_TEXT PROVIDED_:
• • • •

Now, without their best player, K-State’s prospects next year are fairly terrible. The Wildcats could be picked last in the Big 12 preseason poll, and will almost certainly be in the bottom three. That’s a heck of a way to begin a critical season.
This will be Weber’s fourth year at K-State. He won a share of the program’s first conference title in a generation in his first season, and two years later finds himself with a significant rebuilding project. Some of what’s gone wrong is circumstance, much of it is not. All of it has happened under his watch.
Foster has been K-State’s leading scorer the last two years and was a preseason All-Big 12 pick last fall. Kicking him off the team is a strong move — two Big 12 sources, in separate conversations, called it “(gutsy)” — that will define the rest of Weber’s time at K-State, good or bad.
Baggage from both coach and fan base only adds to the drama. The narrative of Weber from his days at Illinois is that he can win with someone else’s players but not his own. Many K-State fans are having nasty flashbacks from the first miss of the NCAA Tournament since Frank Martin’s second season (the year after Michael Beasley) and the first miss of even an NIT appearance since Jim Woolridge’s last season.
Weber’s hand was forced a bit here. Not by the administration, which is the speculation of some, but by the vast gap between his own words and that picture.

• • • •

_RECORDS_:
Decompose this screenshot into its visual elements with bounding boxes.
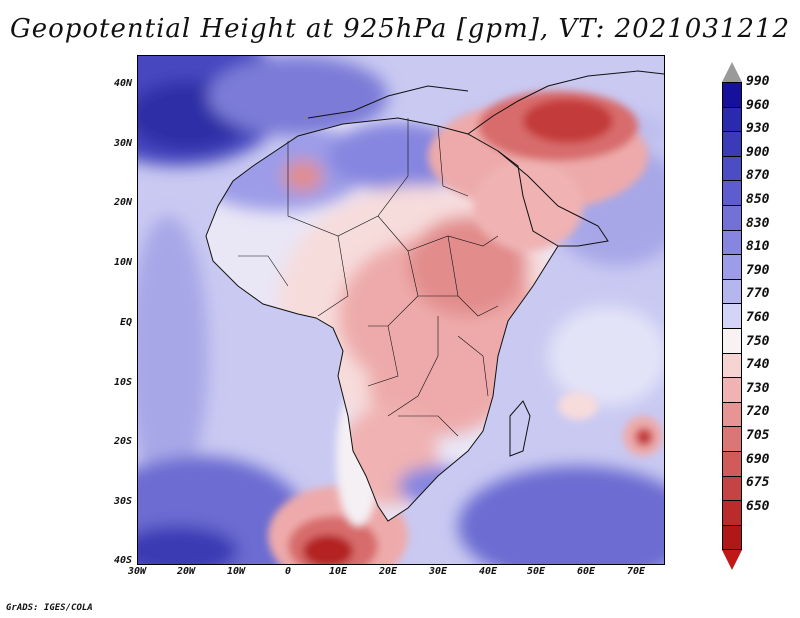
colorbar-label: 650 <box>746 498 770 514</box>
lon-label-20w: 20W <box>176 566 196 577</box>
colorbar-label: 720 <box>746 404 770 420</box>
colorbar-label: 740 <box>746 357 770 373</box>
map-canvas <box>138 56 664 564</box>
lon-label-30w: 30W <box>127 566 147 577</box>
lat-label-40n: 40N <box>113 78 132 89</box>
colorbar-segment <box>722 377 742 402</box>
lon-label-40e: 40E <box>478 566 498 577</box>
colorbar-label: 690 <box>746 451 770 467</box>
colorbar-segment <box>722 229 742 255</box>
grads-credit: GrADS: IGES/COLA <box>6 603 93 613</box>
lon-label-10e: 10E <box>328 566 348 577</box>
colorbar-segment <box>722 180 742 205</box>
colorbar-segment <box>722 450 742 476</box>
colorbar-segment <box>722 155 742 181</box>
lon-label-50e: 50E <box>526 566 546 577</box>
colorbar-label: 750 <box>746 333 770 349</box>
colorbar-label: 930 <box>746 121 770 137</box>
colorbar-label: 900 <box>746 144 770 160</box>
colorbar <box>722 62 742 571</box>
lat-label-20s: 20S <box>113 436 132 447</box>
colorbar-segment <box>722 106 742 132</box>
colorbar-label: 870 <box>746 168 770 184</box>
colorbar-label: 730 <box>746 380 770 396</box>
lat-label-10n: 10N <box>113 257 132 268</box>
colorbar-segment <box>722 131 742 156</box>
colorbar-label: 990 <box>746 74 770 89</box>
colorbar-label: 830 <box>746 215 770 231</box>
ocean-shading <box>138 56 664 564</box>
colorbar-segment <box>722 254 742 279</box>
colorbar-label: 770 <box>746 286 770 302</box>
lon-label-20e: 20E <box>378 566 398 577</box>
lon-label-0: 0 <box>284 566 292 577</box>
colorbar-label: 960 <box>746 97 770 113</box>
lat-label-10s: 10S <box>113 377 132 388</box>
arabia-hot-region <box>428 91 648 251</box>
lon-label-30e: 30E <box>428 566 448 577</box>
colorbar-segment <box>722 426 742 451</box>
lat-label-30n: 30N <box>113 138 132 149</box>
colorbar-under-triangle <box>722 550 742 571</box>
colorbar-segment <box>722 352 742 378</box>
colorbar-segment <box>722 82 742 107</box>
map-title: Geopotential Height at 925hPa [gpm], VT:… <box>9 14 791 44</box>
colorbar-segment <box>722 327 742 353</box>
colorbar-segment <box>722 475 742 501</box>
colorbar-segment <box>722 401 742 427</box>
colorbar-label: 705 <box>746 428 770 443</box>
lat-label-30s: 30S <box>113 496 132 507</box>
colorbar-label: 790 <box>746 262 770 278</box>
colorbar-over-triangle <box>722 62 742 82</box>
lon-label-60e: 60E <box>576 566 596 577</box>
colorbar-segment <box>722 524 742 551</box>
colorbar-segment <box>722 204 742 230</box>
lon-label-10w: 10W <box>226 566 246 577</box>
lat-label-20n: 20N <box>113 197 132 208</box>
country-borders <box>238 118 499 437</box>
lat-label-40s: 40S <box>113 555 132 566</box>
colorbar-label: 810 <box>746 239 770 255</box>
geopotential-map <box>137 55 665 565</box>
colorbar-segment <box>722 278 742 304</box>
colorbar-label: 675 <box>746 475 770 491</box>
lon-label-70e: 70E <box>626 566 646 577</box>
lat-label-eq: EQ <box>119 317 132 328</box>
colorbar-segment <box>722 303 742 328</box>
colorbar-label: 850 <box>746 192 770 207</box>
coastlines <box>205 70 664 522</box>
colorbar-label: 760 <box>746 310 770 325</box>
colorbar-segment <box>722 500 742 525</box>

• • • •

_PROBLEMS_:
1. In the passage on K-State basketball, how many years has Foster been the team's leading scorer?
2. Pick up the passage on K-State basketball after its final sentence and write what comes next.
The entries are separate material from the passage on K-State basketball.

_ANSWERS TO EACH TASK_:
1. Foster has been K-State's leading scorer for the last two years.

2.
Weber had talked a lot about commitment and focus. Much of that was directed at Foster, who was suspended and benched at varying times during the season. After K-State lost in the opening round of the Big 12 Tournament, Foster admitted to not giving full effort at times and vowed to be better. Foster emphasized those points in meetings with the coaches.
Then came that picture.
If Weber did nothing here, what kind of message would it send to the rest of the team? If the players haven’t respected the rules or expectations of the program before, what happens when the consequences stop?
So Weber is betting on himself in some ways here, or at least betting on what he and K-State claim to be.
He has some history on his side. Athletic director John Currie hired Weber, most obviously, but there is also the institutional memory of K-State running off Dana Altman in 1994, which kicked off a 12-year drop to mediocrity.
But there is also something harder to define here. Dismissing the best player on the team going into a year you know must show improvement is a statement that you believe in more than talent.
Talent is always important, but there is a belief within the athletic department that K-State’s teams in all sports have always been at their best when they are tough, disciplined and smart. Weber’s bet here that the team can be better next season without its most talented player is a clear nod in that direction.
More than anything else, one of the most disappointing seasons in recent K-State basketball history can be traced directly to a deteriorated culture inside the program.
That’s on Weber, because he’s the one being paid $1.8 million to make the decisions. He recruited both Foster and Harris, as well as guard Jevon Thomas, who is transferring.
This is also why the spotlight is now on Weber in a way it hasn’t been yet at K-State. He has the support of the administration, but his first three seasons have played out mostly according to the script of those who didn’t like the hire.
K-State didn’t build an $18 million practice facility for its basketball team to miss the postseason. This program is now a complete reflection of Weber, and at the moment it’s not a good look.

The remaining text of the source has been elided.